> [Extract provided]:
(begin)
TimComments.html 3.82 KB
<HTML>
<HEAD>
<TITLE>Some commenst on SGML syntax</TITLE>
<NEXTID N="z1">
</HEAD>
<BODY>
<H1>Reform of SGML</H1>It is true that SGML was designed
from the standpoint of markup, that
is, annotations on text as to how
it should be formatted, rather than
as a language.  Here is my $.02 worth
.. I don't for a moment imagine that
ISO would really clean it up at this
stage. (March 93). We consider an
incremental cleaning up of justa
few points of SGML syntax.
<H2>Clean up those brackets</H2>The problems of interpretation of
the space betwen two tags would be
removed if one had a delimiter (say
a semicolon) which meant "end of
tag, begin new tag". For some reason
an empty piece of text is used for
this in SGML!  This is like using
a null string, or often a newline
string, as a statement separator.<P>
Suppose one could then write
<PRE>			&lt;TAG1 ATTR ATTR2 ;
 			TAG2 ATTRSF SDF SDF>
 
</PRE>instead of
<PRE>			&lt;TAG1 ATTR ATTR2>
			&lt;TAG2 ATTRSF SDF SDF>

</PRE>Try this with your average DTD and
see how clean it looks! The result
looks like (what it should be) a
computing language with text as parameters.
<H2>Free format</H2>Suppose white space be allowed between
the &lt; and the first character.  This
is unthinkable to the markup-minded
person who wants a &lt; by itself to
be an error but it looks SO much
nicer to a language-minded person:
<PRE>		&lt;SECTION LEVEL=2>
		&lt;STITLE ID=ABC>What Next?
		&lt;/STITLE>
		&lt;IDX>
		   &lt;FIG X=7 y=67  CAP="The solution">
		   Hello
		   &lt;/FRE>
		&lt;/IDX>

</PRE>would come out like
<PRE>		SECTION LEVEL=2;
		    STITLE ID=ABC  >What Next?&lt;
		 /STITLE;
		 IDX;
		   FIG X=7 y=67  CAP="The solution"
		   >Hello&lt;
		   /FIG;
		/IDX;

</PRE>It makes so much more sense to quote
the text instead of the markup when
there is much more markup than text.
 This way it can look like language
with embedded text or text with embedded
markup depending on which is predominant.
<H2>Unifying the quoting</H2>Now, the astute would realize that
the double quotes in the attribute
value CAP="The solution" are playing
basically the same role as the angle
brackets which are left around text,
and would suggest that they are made
equivalent.
(end)
> [Given material]:
(begin)
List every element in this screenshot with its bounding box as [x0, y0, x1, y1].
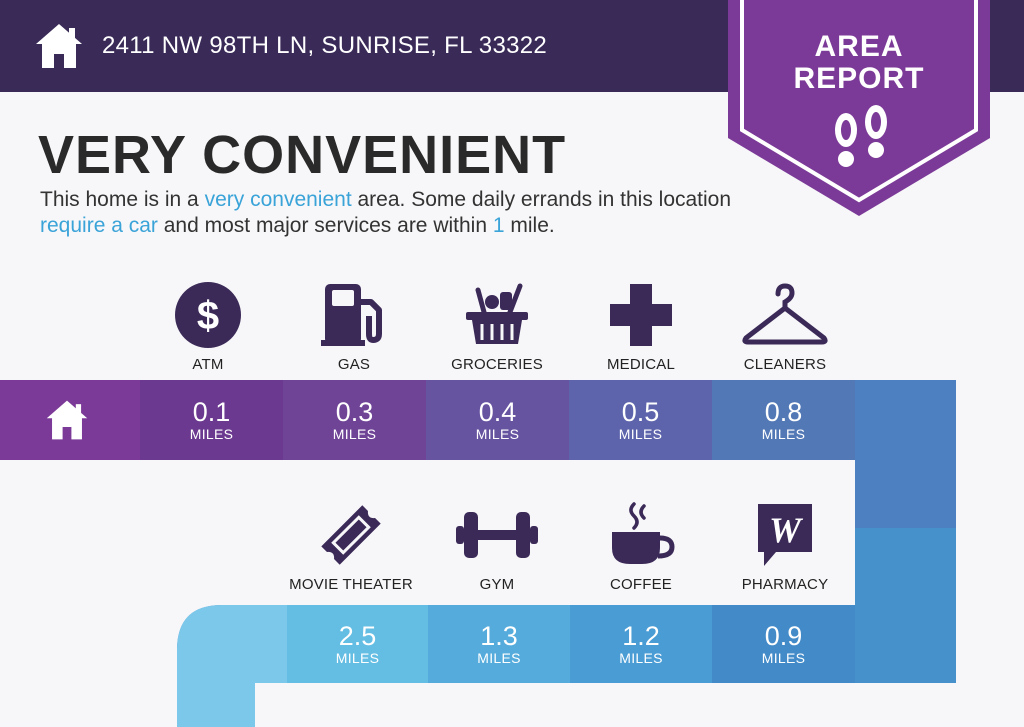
(end)
> [Goal]:
Answer these questions from the comments on SGML syntax above:
(a) What delimiter does the text give as an example of a mark meaning "end of tag, begin new tag"?
(b) Under "Free format," what does the text suppose should be allowed between the &lt; and the first character?
(c) Under "Unifying the quoting," the double quotes in which attribute value are said to play basically the same role as the angle brackets?

> [Result of this exercise]:
(a) A semicolon.
(b) White space.
(c) CAP="The solution".